**Requirement:** Your answer should be a single number: the count of lines that include "Short".

**Dataset content:**
########################################

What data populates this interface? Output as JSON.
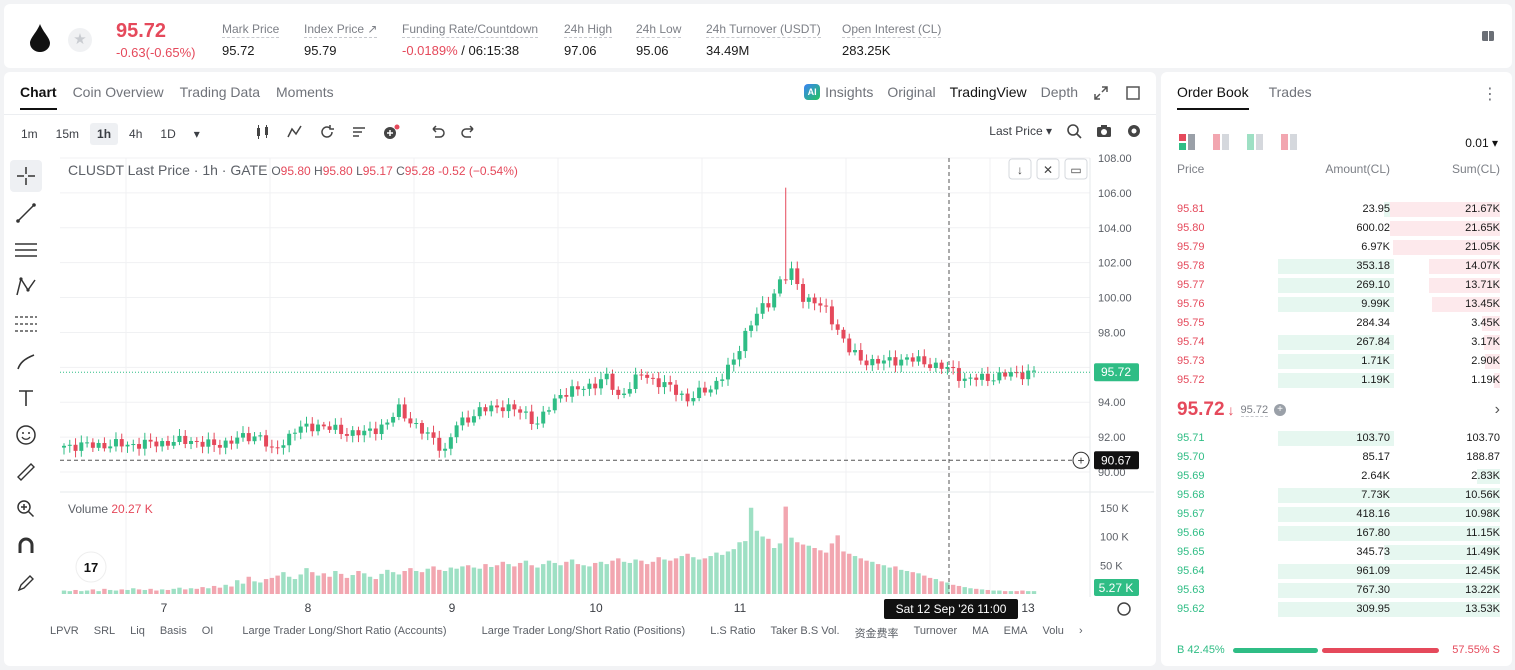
{
  "ticker": {
    "last_price": "95.72",
    "change": "-0.63(-0.65%)",
    "stats": [
      {
        "label": "Mark Price",
        "value": "95.72"
      },
      {
        "label": "Index Price ↗",
        "value": "95.79"
      },
      {
        "label": "Funding Rate/Countdown",
        "value_red": "-0.0189%",
        "value": " / 06:15:38"
      },
      {
        "label": "24h High",
        "value": "97.06"
      },
      {
        "label": "24h Low",
        "value": "95.06"
      },
      {
        "label": "24h Turnover (USDT)",
        "value": "34.49M"
      },
      {
        "label": "Open Interest (CL)",
        "value": "283.25K"
      }
    ]
  },
  "panel_tabs": [
    "Chart",
    "Coin Overview",
    "Trading Data",
    "Moments"
  ],
  "view_tabs": {
    "insights": "Insights",
    "ai_badge": "AI",
    "items": [
      "Original",
      "TradingView",
      "Depth"
    ]
  },
  "timeframes": [
    "1m",
    "15m",
    "1h",
    "4h",
    "1D"
  ],
  "active_timeframe": "1h",
  "price_source": "Last Price",
  "legend": {
    "title": "CLUSDT Last Price · 1h · GATE",
    "o": "95.80",
    "h": "95.80",
    "l": "95.17",
    "c": "95.28",
    "change": "-0.52 (−0.54%)",
    "o_lbl": "O",
    "h_lbl": "H",
    "l_lbl": "L",
    "c_lbl": "C"
  },
  "volume_legend": {
    "label": "Volume",
    "value": "20.27 K"
  },
  "chart_data": {
    "type": "candlestick",
    "y_price_ticks": [
      "108.00",
      "106.00",
      "104.00",
      "102.00",
      "100.00",
      "98.00",
      "96.00",
      "94.00",
      "92.00",
      "90.00"
    ],
    "y_price_range": [
      90,
      108
    ],
    "y_volume_ticks": [
      "150 K",
      "100 K",
      "50 K"
    ],
    "x_ticks": [
      "7",
      "8",
      "9",
      "10",
      "11",
      "12",
      "13"
    ],
    "current_price_label": "95.72",
    "crosshair_price_label": "90.67",
    "crosshair_time_label": "Sat 12 Sep '26   11:00",
    "current_volume_label": "5.27 K",
    "volume_range": [
      0,
      160000
    ],
    "anchors": [
      [
        0,
        91.5
      ],
      [
        14,
        91.6
      ],
      [
        22,
        91.8
      ],
      [
        26,
        91.5
      ],
      [
        30,
        91.9
      ],
      [
        34,
        92.1
      ],
      [
        36,
        91.1
      ],
      [
        40,
        92.4
      ],
      [
        44,
        92.7
      ],
      [
        48,
        92.3
      ],
      [
        52,
        92.2
      ],
      [
        56,
        92.8
      ],
      [
        58,
        93.6
      ],
      [
        62,
        92.3
      ],
      [
        64,
        91.9
      ],
      [
        66,
        91.2
      ],
      [
        68,
        92.7
      ],
      [
        72,
        93.5
      ],
      [
        76,
        93.8
      ],
      [
        80,
        93.3
      ],
      [
        82,
        92.8
      ],
      [
        86,
        94.5
      ],
      [
        90,
        94.8
      ],
      [
        94,
        95.4
      ],
      [
        96,
        94.3
      ],
      [
        100,
        95.6
      ],
      [
        104,
        95.0
      ],
      [
        108,
        94.2
      ],
      [
        112,
        94.8
      ],
      [
        116,
        96.3
      ],
      [
        118,
        98.0
      ],
      [
        120,
        99.1
      ],
      [
        122,
        99.6
      ],
      [
        124,
        101.0
      ],
      [
        126,
        101.4
      ],
      [
        128,
        100.0
      ],
      [
        130,
        99.8
      ],
      [
        132,
        99.2
      ],
      [
        134,
        98.2
      ],
      [
        136,
        97.0
      ],
      [
        138,
        96.4
      ],
      [
        142,
        96.3
      ],
      [
        146,
        96.5
      ],
      [
        150,
        96.2
      ],
      [
        154,
        95.8
      ],
      [
        156,
        95.3
      ],
      [
        160,
        95.4
      ],
      [
        164,
        95.6
      ],
      [
        168,
        95.72
      ]
    ],
    "spike": {
      "index": 125,
      "high": 106.3
    },
    "volume_values": [
      6000,
      5000,
      7000,
      5000,
      6000,
      8000,
      5000,
      9000,
      7000,
      6000,
      8000,
      7000,
      10000,
      8000,
      7000,
      9000,
      6000,
      8000,
      7000,
      9000,
      11000,
      8000,
      10000,
      9000,
      12000,
      10000,
      14000,
      11000,
      16000,
      13000,
      24000,
      18000,
      30000,
      22000,
      20000,
      26000,
      28000,
      32000,
      38000,
      30000,
      26000,
      34000,
      45000,
      38000,
      32000,
      36000,
      30000,
      40000,
      35000,
      28000,
      33000,
      40000,
      36000,
      30000,
      26000,
      35000,
      42000,
      38000,
      34000,
      40000,
      45000,
      40000,
      38000,
      44000,
      48000,
      42000,
      40000,
      46000,
      44000,
      48000,
      50000,
      46000,
      44000,
      52000,
      47000,
      50000,
      56000,
      52000,
      48000,
      54000,
      58000,
      50000,
      46000,
      52000,
      58000,
      54000,
      50000,
      56000,
      60000,
      52000,
      50000,
      48000,
      54000,
      56000,
      52000,
      58000,
      62000,
      56000,
      54000,
      60000,
      58000,
      52000,
      56000,
      64000,
      60000,
      58000,
      62000,
      66000,
      70000,
      64000,
      60000,
      62000,
      66000,
      72000,
      68000,
      74000,
      78000,
      90000,
      92000,
      150000,
      110000,
      100000,
      96000,
      80000,
      88000,
      152000,
      98000,
      90000,
      86000,
      84000,
      80000,
      76000,
      72000,
      88000,
      102000,
      74000,
      70000,
      66000,
      62000,
      58000,
      56000,
      52000,
      50000,
      46000,
      48000,
      42000,
      40000,
      38000,
      36000,
      32000,
      28000,
      26000,
      22000,
      20000,
      16000,
      14000,
      12000,
      10000,
      9000,
      8000,
      7000,
      6000,
      6000,
      5000,
      5000,
      5000,
      6000,
      5000,
      5000
    ]
  },
  "bottom_tools": [
    "LPVR",
    "SRL",
    "Liq",
    "Basis",
    "OI",
    "Large Trader Long/Short Ratio (Accounts)",
    "Large Trader Long/Short Ratio (Positions)",
    "L.S Ratio",
    "Taker B.S Vol.",
    "资金费率",
    "Turnover",
    "MA",
    "EMA",
    "Volu"
  ],
  "orderbook": {
    "tabs": [
      "Order Book",
      "Trades"
    ],
    "precision": "0.01",
    "headers": {
      "price": "Price",
      "amount": "Amount(CL)",
      "sum": "Sum(CL)"
    },
    "asks": [
      {
        "price": "95.81",
        "amount": "23.95",
        "sum": "21.67K",
        "amt_w": 0.03,
        "sum_w": 0.34
      },
      {
        "price": "95.80",
        "amount": "600.02",
        "sum": "21.65K",
        "amt_w": 0.0,
        "sum_w": 0.34
      },
      {
        "price": "95.79",
        "amount": "6.97K",
        "sum": "21.05K",
        "amt_w": 0.0,
        "sum_w": 0.33
      },
      {
        "price": "95.78",
        "amount": "353.18",
        "sum": "14.07K",
        "amt_w": 0.36,
        "sum_w": 0.22
      },
      {
        "price": "95.77",
        "amount": "269.10",
        "sum": "13.71K",
        "amt_w": 0.36,
        "sum_w": 0.22
      },
      {
        "price": "95.76",
        "amount": "9.99K",
        "sum": "13.45K",
        "amt_w": 0.36,
        "sum_w": 0.21
      },
      {
        "price": "95.75",
        "amount": "284.34",
        "sum": "3.45K",
        "amt_w": 0.0,
        "sum_w": 0.055
      },
      {
        "price": "95.74",
        "amount": "267.84",
        "sum": "3.17K",
        "amt_w": 0.36,
        "sum_w": 0.05
      },
      {
        "price": "95.73",
        "amount": "1.71K",
        "sum": "2.90K",
        "amt_w": 0.36,
        "sum_w": 0.045
      },
      {
        "price": "95.72",
        "amount": "1.19K",
        "sum": "1.19K",
        "amt_w": 0.36,
        "sum_w": 0.02
      }
    ],
    "mid_price": "95.72",
    "mid_mark": "95.72",
    "bids": [
      {
        "price": "95.71",
        "amount": "103.70",
        "sum": "103.70",
        "amt_w": 0.36,
        "sum_w": 0.0
      },
      {
        "price": "95.70",
        "amount": "85.17",
        "sum": "188.87",
        "amt_w": 0.0,
        "sum_w": 0.0
      },
      {
        "price": "95.69",
        "amount": "2.64K",
        "sum": "2.83K",
        "amt_w": 0.0,
        "sum_w": 0.07
      },
      {
        "price": "95.68",
        "amount": "7.73K",
        "sum": "10.56K",
        "amt_w": 0.36,
        "sum_w": 0.33
      },
      {
        "price": "95.67",
        "amount": "418.16",
        "sum": "10.98K",
        "amt_w": 0.36,
        "sum_w": 0.34
      },
      {
        "price": "95.66",
        "amount": "167.80",
        "sum": "11.15K",
        "amt_w": 0.36,
        "sum_w": 0.35
      },
      {
        "price": "95.65",
        "amount": "345.73",
        "sum": "11.49K",
        "amt_w": 0.0,
        "sum_w": 0.36
      },
      {
        "price": "95.64",
        "amount": "961.09",
        "sum": "12.45K",
        "amt_w": 0.36,
        "sum_w": 0.39
      },
      {
        "price": "95.63",
        "amount": "767.30",
        "sum": "13.22K",
        "amt_w": 0.36,
        "sum_w": 0.41
      },
      {
        "price": "95.62",
        "amount": "309.95",
        "sum": "13.53K",
        "amt_w": 0.36,
        "sum_w": 0.42
      }
    ],
    "buy_ratio": "42.45%",
    "sell_ratio": "57.55%",
    "buy_label": "B",
    "sell_label": "S",
    "buy_fraction": 0.4245
  },
  "colors": {
    "up": "#2fbd85",
    "down": "#e5495b",
    "up_bar": "#9ee0c4",
    "down_bar": "#f2a6b0",
    "up_bg": "#e6f7f0",
    "down_bg": "#fde9ec"
  }
}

########################################

**Task response:** 2